Your instructions ::
Could you copy every line from the material below in which "value" appears?

Collected data entries:
* * * * * * *

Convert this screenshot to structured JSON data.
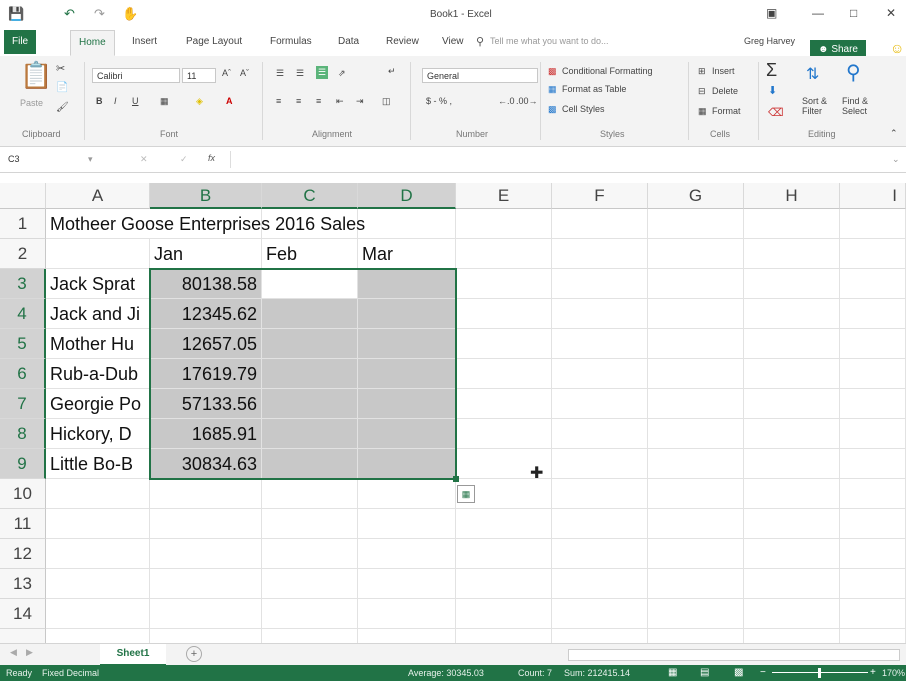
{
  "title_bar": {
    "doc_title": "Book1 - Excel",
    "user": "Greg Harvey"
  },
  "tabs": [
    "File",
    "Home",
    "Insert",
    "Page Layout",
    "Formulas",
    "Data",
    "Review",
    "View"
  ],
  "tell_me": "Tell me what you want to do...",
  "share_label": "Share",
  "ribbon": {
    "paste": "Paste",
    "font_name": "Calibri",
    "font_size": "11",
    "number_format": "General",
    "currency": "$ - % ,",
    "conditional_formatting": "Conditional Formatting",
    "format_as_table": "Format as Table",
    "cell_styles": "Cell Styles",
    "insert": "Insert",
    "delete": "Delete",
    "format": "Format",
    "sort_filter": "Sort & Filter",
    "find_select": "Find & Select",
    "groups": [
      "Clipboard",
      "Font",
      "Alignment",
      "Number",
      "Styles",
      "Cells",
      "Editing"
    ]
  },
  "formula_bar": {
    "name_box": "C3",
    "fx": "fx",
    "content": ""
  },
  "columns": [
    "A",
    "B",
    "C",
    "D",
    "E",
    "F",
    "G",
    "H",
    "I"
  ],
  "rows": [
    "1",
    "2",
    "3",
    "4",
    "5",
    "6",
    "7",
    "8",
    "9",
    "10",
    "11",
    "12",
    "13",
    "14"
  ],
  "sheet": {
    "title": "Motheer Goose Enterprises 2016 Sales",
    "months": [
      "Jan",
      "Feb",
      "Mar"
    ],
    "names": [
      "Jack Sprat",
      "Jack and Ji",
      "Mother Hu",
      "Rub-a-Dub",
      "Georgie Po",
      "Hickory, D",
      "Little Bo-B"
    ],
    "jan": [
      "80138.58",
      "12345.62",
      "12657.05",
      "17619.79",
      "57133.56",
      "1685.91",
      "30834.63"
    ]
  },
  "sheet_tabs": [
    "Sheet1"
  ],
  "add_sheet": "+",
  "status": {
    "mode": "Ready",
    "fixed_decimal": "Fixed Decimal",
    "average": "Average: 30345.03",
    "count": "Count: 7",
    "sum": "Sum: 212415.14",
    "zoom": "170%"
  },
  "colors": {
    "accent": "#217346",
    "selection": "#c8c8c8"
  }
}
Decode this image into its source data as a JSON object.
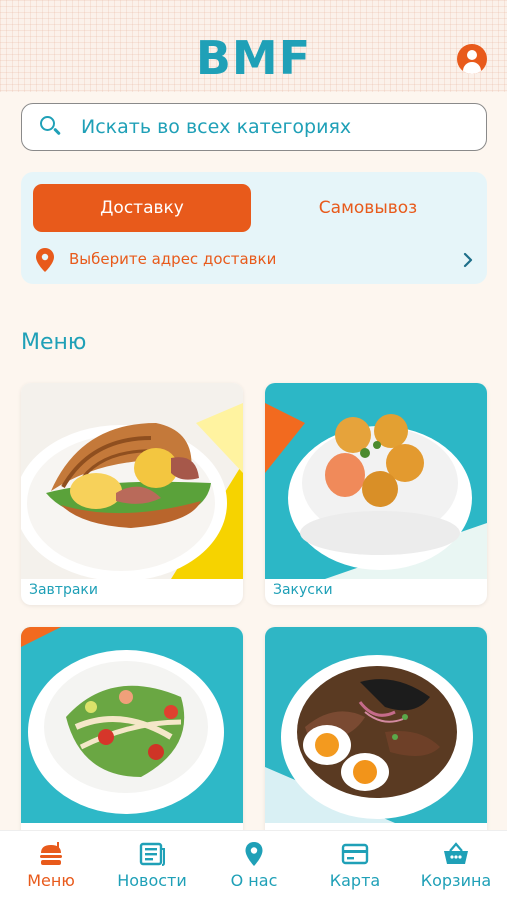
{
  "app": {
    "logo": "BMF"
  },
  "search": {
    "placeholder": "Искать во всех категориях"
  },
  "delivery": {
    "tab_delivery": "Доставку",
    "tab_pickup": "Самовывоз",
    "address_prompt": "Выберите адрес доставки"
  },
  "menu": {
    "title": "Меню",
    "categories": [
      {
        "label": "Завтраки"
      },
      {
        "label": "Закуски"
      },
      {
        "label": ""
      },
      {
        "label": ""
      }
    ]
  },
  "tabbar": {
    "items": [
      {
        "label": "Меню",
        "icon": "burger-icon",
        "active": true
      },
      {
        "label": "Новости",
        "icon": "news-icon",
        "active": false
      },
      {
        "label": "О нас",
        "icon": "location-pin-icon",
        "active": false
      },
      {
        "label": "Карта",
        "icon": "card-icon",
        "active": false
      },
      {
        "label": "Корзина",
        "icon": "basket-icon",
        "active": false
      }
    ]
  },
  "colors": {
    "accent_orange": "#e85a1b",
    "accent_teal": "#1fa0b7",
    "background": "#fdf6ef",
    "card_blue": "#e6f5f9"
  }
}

* * * * * * *

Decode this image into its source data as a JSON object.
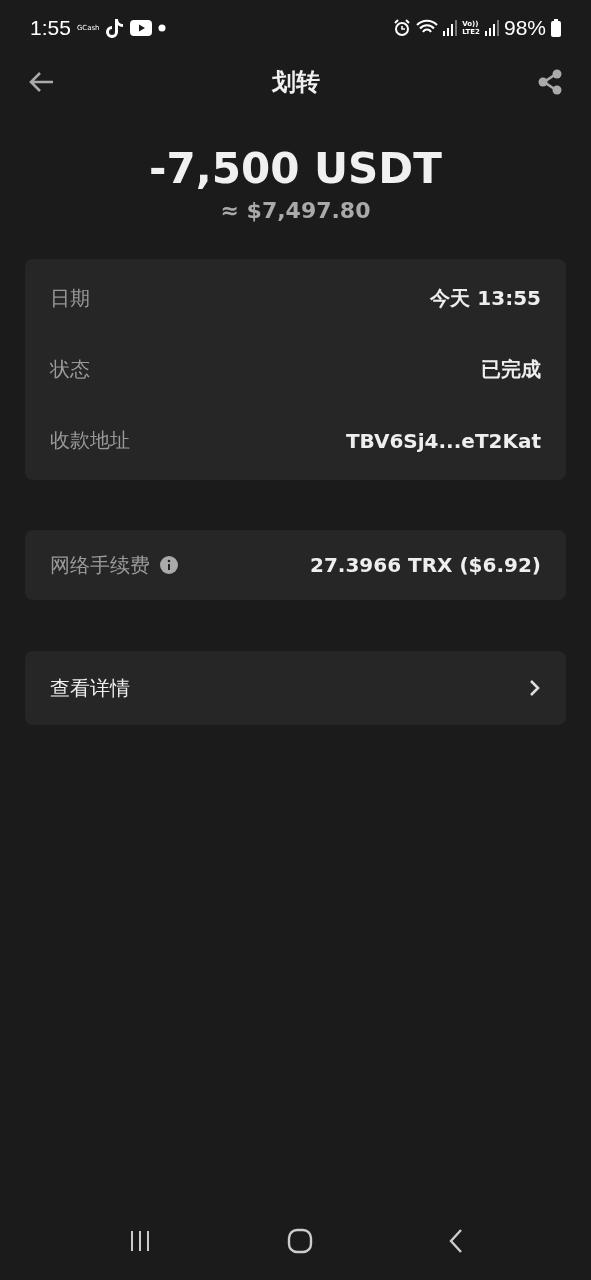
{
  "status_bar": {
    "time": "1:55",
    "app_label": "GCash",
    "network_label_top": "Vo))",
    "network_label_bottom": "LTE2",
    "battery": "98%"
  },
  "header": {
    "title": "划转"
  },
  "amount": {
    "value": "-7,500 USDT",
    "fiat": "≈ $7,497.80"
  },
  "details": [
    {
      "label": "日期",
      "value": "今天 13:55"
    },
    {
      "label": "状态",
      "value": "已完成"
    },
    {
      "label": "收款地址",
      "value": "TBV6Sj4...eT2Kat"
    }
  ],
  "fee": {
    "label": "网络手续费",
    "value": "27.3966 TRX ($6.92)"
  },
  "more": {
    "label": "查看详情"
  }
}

* * * * * * *

Response to this task ::
    "value": "-7,500 USDT",
      "value": "今天 13:55"
      "value": "已完成"
      "value": "TBV6Sj4...eT2Kat"
    "value": "27.3966 TRX ($6.92)"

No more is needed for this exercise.